_PROBLEM STATEMENT:_
Identify and copy all lines of the material where the string "data" is found.

-- start of PROVIDED ENTRIES --

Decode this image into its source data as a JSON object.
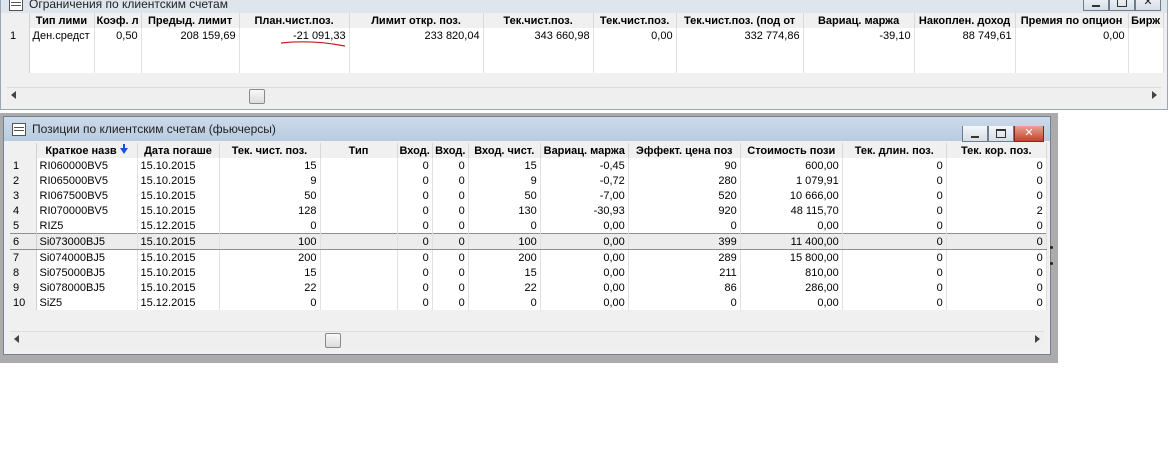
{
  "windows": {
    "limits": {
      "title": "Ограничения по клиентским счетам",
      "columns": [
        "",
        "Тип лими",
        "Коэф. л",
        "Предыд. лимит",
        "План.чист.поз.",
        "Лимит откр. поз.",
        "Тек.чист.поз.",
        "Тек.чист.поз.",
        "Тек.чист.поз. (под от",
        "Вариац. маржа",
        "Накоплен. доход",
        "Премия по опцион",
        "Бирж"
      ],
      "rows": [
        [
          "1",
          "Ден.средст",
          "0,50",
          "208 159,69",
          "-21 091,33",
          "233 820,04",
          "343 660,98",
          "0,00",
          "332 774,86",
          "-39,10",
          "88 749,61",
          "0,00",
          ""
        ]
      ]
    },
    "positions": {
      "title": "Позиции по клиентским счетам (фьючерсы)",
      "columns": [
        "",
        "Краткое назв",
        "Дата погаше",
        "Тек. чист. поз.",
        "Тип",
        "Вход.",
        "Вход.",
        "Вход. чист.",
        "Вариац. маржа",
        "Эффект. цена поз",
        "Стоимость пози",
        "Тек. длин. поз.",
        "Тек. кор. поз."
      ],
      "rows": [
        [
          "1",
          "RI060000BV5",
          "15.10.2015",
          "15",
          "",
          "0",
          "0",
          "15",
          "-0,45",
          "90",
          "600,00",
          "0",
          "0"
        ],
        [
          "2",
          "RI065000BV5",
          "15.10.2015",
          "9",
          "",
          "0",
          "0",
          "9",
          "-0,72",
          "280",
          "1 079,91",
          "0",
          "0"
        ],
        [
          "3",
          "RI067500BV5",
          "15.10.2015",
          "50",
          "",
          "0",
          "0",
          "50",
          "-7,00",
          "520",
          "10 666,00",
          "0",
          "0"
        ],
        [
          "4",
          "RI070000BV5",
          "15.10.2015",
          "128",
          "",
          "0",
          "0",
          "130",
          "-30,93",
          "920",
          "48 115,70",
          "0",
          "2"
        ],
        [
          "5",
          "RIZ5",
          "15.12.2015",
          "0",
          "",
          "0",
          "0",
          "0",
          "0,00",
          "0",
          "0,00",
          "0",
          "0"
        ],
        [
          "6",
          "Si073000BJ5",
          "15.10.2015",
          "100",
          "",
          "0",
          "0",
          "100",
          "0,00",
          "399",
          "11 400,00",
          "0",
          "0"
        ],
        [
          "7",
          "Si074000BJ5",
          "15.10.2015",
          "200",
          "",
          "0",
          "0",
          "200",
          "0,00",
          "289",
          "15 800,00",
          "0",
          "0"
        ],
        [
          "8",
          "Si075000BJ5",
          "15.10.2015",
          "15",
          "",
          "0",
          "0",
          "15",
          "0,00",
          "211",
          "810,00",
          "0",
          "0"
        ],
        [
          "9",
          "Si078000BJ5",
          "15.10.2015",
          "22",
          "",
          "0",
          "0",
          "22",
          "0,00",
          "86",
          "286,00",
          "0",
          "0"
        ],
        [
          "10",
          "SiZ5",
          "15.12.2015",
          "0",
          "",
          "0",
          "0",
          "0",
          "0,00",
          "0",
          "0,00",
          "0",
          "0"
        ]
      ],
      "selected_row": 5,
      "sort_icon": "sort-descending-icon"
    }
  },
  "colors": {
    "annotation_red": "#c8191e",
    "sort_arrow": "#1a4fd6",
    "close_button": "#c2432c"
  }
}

-- end of PROVIDED ENTRIES --
-- start of PROVIDED ENTRIES --

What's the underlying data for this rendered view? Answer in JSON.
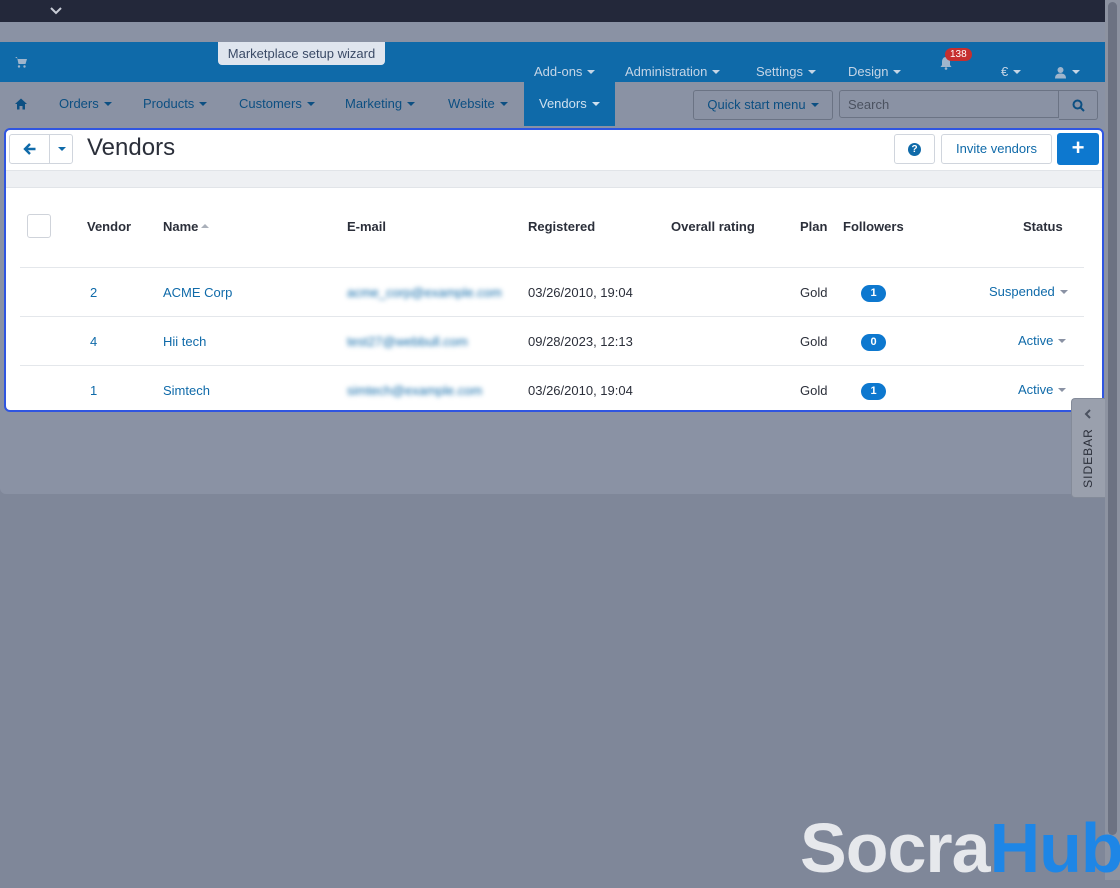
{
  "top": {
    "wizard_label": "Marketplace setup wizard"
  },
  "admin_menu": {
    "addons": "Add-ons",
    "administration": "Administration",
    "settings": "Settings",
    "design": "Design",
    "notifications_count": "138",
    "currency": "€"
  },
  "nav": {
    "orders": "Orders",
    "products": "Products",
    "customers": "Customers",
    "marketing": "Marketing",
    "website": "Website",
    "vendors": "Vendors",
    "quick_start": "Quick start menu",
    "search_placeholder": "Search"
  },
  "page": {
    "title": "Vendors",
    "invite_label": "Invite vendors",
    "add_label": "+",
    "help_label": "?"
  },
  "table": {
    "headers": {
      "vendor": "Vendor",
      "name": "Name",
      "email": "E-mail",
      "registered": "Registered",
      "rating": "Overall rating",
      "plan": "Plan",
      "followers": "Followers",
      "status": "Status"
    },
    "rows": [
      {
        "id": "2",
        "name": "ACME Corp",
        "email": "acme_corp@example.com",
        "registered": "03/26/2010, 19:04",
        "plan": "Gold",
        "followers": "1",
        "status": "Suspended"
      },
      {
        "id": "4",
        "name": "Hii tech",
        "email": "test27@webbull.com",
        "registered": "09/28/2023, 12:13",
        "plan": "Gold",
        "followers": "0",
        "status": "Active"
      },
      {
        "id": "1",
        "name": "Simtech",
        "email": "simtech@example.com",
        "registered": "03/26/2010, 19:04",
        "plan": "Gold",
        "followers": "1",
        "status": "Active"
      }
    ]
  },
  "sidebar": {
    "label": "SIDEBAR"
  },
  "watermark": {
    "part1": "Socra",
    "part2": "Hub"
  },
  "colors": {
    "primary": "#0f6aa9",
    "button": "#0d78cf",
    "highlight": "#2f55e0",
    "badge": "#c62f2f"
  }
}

-- end of PROVIDED ENTRIES --
-- start of PROVIDED ENTRIES --

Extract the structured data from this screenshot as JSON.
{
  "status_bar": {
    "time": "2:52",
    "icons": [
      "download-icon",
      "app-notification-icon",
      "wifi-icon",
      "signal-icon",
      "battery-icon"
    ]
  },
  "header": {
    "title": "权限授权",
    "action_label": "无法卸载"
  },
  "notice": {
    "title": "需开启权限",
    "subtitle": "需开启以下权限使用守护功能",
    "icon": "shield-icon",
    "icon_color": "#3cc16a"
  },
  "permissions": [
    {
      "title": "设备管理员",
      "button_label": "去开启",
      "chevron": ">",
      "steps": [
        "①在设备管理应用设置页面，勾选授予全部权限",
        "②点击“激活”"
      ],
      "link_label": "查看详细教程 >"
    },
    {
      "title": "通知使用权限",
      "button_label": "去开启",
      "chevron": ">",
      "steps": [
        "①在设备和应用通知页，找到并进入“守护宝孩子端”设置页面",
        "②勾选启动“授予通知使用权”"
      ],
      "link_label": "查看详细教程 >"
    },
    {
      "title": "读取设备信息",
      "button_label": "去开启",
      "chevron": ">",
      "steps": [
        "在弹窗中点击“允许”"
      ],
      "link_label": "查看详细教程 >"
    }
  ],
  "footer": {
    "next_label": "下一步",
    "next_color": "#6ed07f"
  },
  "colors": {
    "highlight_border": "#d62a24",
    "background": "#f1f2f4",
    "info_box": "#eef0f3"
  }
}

-- end of PROVIDED ENTRIES --

_TASK RESULT:_
Decode this image into its source data as a JSON object.
What's the underlying data for this rendered view? Answer in JSON.
Extract the structured data from this screenshot as JSON.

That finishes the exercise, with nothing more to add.